[OBJECTIF] Rédigez la suite du texte sur les procès intentés aux animaux, à partir de sa dernière phrase.

======== TEXTE SOURCE

Guy Pape, le célèbre jurisconsulte du XVe siècle, s’exprime ainsi dans son recueil des discours du Parlement de Grenoble : « Si une bête brute commet un délit, doit-elle mourir ? Dites que oui ». De son coté Jean Duret, avocat du roi, en la Sénéchaussée et siège présidial de Moulins, écrivait en 1573 : « Si les bestes ne blessent pas seulement, mais tuent ou mangent, la mort y eschet, et les condamne-t-on, à estre pendues et estranglées pour faire perdre mémoire de l’énormité du faict. »

Par application de ce principe, dès qu’un méfait de la part d’un animal était signalé, l’autorité compétente se saisissait de la cause. L’animal était incarcéré dans la prison du siège de la justice criminelle qui devait connaître de l’affaire, des procès-verbaux étaient dressés, et l’on procédait toute chose cessante aux enquêtes très minutieuses. Le fait étant bien établi, l’officier du ministère public, près la justice seigneuriale, requérait la mise en accusation du coupable. Alors le juge entendait de nouveau les témoins et rendait sa sentence, et telle était en certains endroits la rigueur apportée dans l’observation des formalités en matière de procédure criminelle. Toutes les formalités de la procédure étaient observées, la sentence était signifiée à l’animal lui-même dans sa prison.

L’exécution de ces arrêts se faisait publiquement et avec la même solennité que pour les criminels. Généralement le propriétaire de l’animal ainsi que le père de la victime, s’il s’agissait d’un enfant, étaient tenus d’y assister. La plupart du temps la bête était pendue par les pieds de derrière « à ung arbre esproné ». Dans ce cas, on l’étranglait auparavant. D’autre fois, on lui infligeait en quelque sorte la peine du talion. C’est ainsi qu’en 1386, une sentence de la justice à Falaise ordonnait qu’avant d’être pendue, une truie serait mutilée à la tête ( on lui coupa le groin, à la place duquel on appliqua un masque de figure humaine) et à la jambe pour avoir déchiré au visage et au bras un enfant qui était mort de ces blessures, et, chose bizarre, cette truie fut habillée en homme pour subir le châtiment qui lui était réservé.

Les frais d’exécution étaient supportés par le maître de la bête. Et ces frais n’étaient pas sans importance. L’exécution de la truie coûta dix sous dix deniers tournois, plus un gant neuf à l’exécuteur des hautes œuvres. Le chroniqueur qui rapporte le fait, ajoute que ce gant est porté sur la note des frais et dépens pour une somme de six sous tournois, et que dans la quittance donnée au comte de Falaise par le bourreau, ce dernier y déclare qu’il s’y tient pour « content et qu’il en quitte le roi notre sire et ledit vicomte ». En octroyant des gants au bourreau, on voulait le garantir, d’après les mœurs du temps, que ses mains sortissent pures de l’exécution d’une bête brute. Voilà une truie condamnée bien juridiquement ! (voir annexe III)

================
======== DONNÉES

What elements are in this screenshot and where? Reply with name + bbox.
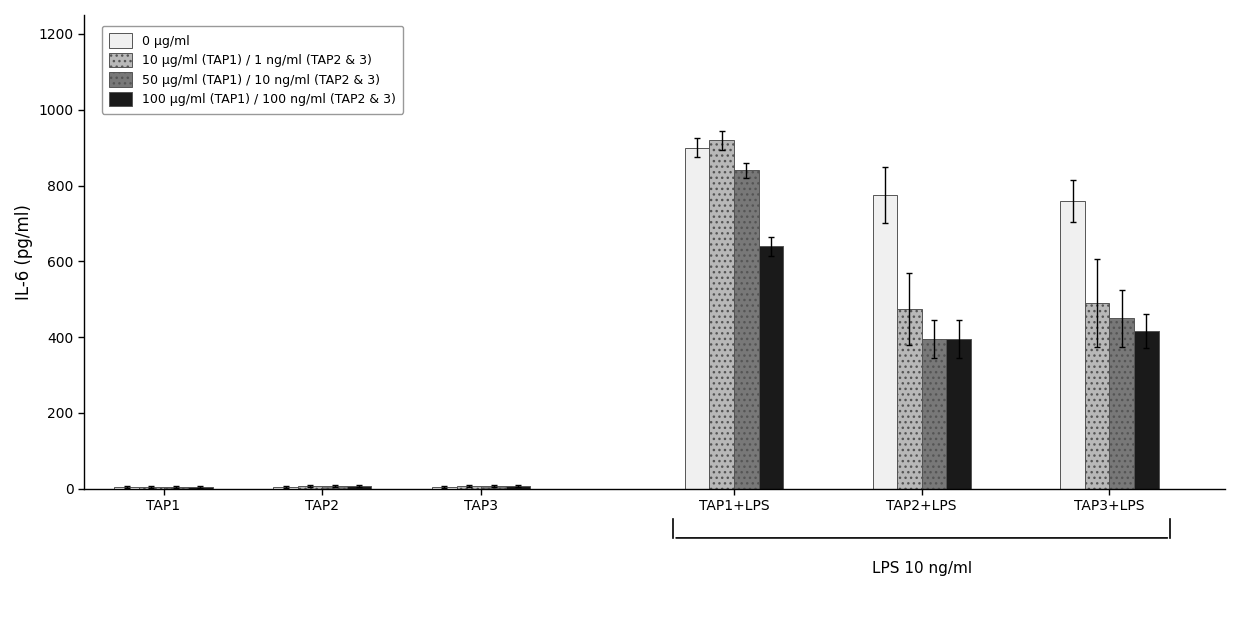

================
======== DONNÉES

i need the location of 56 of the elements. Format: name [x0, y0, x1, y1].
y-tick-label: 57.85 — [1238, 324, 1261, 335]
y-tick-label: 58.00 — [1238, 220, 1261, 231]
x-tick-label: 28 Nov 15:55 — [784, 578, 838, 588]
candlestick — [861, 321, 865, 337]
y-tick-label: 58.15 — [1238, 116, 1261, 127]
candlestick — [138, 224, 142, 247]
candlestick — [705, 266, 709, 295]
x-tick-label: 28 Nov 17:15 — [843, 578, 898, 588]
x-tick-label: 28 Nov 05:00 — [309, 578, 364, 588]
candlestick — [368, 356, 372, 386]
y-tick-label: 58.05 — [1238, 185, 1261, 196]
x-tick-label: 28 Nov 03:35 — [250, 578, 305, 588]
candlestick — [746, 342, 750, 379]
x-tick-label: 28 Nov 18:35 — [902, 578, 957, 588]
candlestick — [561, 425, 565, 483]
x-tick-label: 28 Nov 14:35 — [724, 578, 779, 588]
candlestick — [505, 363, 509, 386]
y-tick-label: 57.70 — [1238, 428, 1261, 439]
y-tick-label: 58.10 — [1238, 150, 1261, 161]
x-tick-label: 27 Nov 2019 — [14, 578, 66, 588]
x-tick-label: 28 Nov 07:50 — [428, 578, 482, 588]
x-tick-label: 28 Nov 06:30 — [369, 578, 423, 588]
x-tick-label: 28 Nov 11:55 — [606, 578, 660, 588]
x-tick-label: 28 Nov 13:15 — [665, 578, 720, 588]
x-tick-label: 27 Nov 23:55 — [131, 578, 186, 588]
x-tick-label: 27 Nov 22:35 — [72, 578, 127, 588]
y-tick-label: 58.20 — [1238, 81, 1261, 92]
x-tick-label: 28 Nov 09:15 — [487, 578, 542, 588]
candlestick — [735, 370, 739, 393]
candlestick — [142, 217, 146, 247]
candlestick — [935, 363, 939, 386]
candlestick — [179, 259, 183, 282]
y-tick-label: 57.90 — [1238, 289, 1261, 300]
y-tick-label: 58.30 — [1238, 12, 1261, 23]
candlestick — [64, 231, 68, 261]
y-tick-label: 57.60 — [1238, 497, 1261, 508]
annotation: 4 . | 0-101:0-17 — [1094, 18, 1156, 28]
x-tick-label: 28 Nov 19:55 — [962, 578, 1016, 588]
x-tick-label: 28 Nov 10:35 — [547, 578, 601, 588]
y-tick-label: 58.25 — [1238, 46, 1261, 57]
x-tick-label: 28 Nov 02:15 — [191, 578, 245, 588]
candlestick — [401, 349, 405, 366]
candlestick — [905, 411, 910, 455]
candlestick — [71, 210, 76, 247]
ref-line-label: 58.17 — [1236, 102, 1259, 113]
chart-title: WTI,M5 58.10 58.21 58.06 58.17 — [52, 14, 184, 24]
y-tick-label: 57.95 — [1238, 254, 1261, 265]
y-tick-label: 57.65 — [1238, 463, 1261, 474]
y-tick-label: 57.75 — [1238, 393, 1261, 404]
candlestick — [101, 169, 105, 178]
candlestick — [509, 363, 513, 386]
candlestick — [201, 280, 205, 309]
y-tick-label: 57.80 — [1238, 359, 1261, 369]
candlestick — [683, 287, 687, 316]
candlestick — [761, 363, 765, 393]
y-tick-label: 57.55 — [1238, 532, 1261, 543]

================
======== DONNÉES

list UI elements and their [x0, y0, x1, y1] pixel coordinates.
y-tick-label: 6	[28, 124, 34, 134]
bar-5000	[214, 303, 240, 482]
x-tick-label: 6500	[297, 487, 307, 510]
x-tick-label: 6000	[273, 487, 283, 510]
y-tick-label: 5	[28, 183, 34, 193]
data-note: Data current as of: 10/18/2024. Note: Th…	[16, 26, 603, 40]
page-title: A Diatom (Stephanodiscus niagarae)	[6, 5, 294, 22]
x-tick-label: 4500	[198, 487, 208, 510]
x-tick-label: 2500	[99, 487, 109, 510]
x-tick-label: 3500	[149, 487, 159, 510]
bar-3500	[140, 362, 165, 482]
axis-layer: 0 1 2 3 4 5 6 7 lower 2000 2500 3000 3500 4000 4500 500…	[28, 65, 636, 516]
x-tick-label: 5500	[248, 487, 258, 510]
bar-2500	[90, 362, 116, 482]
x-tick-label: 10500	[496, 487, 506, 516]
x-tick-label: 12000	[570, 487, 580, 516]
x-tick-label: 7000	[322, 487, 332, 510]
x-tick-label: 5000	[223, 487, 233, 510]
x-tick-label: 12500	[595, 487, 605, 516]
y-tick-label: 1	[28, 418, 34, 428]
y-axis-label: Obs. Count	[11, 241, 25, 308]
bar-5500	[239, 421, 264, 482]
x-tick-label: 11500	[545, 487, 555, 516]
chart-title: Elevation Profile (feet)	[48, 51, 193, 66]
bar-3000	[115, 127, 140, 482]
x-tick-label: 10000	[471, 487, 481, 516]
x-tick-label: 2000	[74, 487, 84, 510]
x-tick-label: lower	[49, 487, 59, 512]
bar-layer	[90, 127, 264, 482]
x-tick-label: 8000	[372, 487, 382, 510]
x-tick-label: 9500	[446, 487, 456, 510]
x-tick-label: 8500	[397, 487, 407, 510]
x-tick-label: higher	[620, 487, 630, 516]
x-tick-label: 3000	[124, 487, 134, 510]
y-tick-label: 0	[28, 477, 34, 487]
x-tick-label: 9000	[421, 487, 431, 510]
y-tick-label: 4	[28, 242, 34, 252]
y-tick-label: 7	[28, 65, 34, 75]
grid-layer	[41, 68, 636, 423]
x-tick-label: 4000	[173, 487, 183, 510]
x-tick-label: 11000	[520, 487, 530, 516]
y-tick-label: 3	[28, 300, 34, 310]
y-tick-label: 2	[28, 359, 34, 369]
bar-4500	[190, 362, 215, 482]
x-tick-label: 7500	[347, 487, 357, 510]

================

[RÉPONSE ATTENDUE]
Nous trouvons aussi dans un compte du 15 mars 1403 les détails suivants sur la dépense faite à l’occasion du supplice d’une truie, qui fut condamnée à être pendue à Meulan pour avoir dévoré un enfant. Un compte de 1479, de la municipalité d’Abbeville, nous apprend qu’un pourceau également condamné pour meurtre d’un enfant fut conduit au supplice dans une charrette ; que les sergents à masse l’escortèrent jusqu’à la potence, et que le bourreau reçut soixante sous pour sa peine. Pour une semblable exécution faite en 1435 à Tronchères, village de Bourgogne, le carnacier (le bourreau) reçut également une somme de soixante sous. Les formalités étaient si bien observées dans ces sortes de procédures, que l’on trouve au dossier de l’affaire du 18 avril 1499, ci-dessus mentionnée, jusqu’au procès-verbal de la signification faite au pourceau dans la prison où l’on déposait les condamnés avant d’être conduits au lieu d’exécution.

Au quinzième et au seizième siècle, dans certains procès où figurait un homme accusé d’avoir commis avec un animal un crime de turpitude, l’homme convaincu de ce crime était toujours condamné à être brûlé avec l’animal qu’il avait eu pour complice, et même on livrait aux flammes les pièces du procès, afin d’ensevelir la mémoire du fait atroce qui y avait donné lieu.

Dans un compte de la prévôté de Paris de l’année 1465 on lit ce qui suit:

« Frais du procès fait à Gillet Soulart, exécuté pour ses démérites à Corbeil. Premièrement, pour avoir porté le procès du dit Gillet en la ville de Paris ; et icelui avoir fait voir et visiter par gens de Conseil, vingt deux sols parisis. Item pour trois pintes de vin qui furent portées au gibet pour ceux qui firent les fosses pour mettre l’attache et la truye, pour ce, deux sols parisis. Item pour l’attache de quatorze pieds de long ou environ, deux sols parisis. Item à Henriet Cousin, exécuteur des hautes justices, qui a exécuté et brûlé le dit Gillet Soulart et la truye, pour deux voyages qu’il est venu faire en la ville de Corbeil, pour ce, six livres douze deniers parisis. Item pour trois pintes de vin qui furent portées à la justice pour le dit Henriet et Soulart, avec un pain, pour ce, deux sols un denier parisis. Item pour nourriture de la dite truye et icelle avoir gardée par l’espace de onze jours, au prix chacun jour de huit deniers parisis, valent ensemble sept sols quatre deniers parisis. Item à Robinet et Henriet, dits les Fouquiers frères, pour cinq cents de bourrées et coterets pris sur le port de Morsant, et iceux faire amener à la justice de Corbeil, pour arrivage et achat, pour chaque cent, huit sols parisis, valent ensemble quarante sols parisis; toutes lesquelles parties montent ensemble à neuf livres seize sols cinq deniers parisis.»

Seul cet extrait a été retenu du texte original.